======== Dataset content

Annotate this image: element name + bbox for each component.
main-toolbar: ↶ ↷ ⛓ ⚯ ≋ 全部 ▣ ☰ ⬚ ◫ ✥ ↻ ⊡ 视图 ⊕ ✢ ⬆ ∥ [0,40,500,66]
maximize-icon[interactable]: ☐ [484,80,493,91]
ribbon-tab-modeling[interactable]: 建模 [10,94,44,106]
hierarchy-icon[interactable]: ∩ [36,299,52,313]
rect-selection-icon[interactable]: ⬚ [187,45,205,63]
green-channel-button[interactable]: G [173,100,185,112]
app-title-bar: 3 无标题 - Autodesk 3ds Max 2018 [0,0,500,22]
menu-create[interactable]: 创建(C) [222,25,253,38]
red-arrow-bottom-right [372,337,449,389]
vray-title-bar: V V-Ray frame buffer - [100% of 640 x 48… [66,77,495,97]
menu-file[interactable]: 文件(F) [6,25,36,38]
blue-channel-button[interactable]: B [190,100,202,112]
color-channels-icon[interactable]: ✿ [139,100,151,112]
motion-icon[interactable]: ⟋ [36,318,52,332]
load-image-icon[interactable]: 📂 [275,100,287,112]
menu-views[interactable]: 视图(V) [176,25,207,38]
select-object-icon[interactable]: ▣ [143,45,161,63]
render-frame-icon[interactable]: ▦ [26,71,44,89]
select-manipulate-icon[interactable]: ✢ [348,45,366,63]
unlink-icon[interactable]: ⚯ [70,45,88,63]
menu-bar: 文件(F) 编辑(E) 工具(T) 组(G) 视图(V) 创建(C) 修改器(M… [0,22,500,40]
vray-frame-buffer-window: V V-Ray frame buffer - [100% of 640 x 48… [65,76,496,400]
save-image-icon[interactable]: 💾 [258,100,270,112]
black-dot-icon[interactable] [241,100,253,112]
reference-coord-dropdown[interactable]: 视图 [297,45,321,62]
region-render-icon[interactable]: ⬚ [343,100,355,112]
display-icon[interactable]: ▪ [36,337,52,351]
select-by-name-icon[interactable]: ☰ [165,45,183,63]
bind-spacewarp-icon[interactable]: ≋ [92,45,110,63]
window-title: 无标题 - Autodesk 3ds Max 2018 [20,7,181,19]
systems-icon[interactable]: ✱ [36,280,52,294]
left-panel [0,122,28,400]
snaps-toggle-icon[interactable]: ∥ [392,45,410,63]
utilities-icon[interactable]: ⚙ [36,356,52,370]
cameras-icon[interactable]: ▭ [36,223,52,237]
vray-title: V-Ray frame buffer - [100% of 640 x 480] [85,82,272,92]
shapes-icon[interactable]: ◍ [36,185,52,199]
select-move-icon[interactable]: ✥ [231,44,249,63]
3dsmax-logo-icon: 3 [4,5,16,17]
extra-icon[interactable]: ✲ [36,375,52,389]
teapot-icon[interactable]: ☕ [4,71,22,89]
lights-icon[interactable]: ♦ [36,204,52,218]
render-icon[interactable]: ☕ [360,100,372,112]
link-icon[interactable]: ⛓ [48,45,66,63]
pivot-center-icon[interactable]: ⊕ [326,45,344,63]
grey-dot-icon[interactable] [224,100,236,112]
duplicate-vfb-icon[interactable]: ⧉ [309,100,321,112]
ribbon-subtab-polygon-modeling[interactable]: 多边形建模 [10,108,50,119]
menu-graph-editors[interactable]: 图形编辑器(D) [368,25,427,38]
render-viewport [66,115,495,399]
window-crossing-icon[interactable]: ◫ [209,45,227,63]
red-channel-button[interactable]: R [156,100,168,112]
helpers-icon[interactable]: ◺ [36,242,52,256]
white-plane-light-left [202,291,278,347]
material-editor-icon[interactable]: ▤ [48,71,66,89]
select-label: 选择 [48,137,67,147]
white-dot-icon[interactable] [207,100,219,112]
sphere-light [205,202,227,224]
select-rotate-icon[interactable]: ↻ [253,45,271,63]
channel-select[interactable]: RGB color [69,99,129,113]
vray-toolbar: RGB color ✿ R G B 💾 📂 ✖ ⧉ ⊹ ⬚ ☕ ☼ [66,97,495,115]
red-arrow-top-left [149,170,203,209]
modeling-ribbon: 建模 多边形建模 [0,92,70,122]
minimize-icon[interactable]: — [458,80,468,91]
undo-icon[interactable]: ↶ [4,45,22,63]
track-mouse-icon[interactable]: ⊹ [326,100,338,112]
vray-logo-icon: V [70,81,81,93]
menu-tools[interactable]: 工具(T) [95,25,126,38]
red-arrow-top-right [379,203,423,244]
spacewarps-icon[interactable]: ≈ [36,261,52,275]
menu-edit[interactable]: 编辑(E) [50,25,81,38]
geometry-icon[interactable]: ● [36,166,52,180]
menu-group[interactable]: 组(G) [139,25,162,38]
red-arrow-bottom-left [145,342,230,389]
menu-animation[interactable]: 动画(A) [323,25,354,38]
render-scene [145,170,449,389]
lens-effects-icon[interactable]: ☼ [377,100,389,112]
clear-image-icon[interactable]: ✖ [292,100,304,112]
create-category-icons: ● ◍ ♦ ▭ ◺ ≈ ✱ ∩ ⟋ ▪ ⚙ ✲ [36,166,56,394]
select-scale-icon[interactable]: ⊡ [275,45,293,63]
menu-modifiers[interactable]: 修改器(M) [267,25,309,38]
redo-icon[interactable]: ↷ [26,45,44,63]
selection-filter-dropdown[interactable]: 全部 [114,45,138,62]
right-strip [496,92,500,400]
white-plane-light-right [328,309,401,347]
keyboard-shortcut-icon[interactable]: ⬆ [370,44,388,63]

================

> **Work to do**:
Find every line above that contains the string "color" and copy each of those lines. Case counts.

> **Full solution**:
color-channels-icon[interactable]: ✿ [139,100,151,112]
channel-select[interactable]: RGB color [69,99,129,113]
vray-toolbar: RGB color ✿ R G B 💾 📂 ✖ ⧉ ⊹ ⬚ ☕ ☼ [66,97,495,115]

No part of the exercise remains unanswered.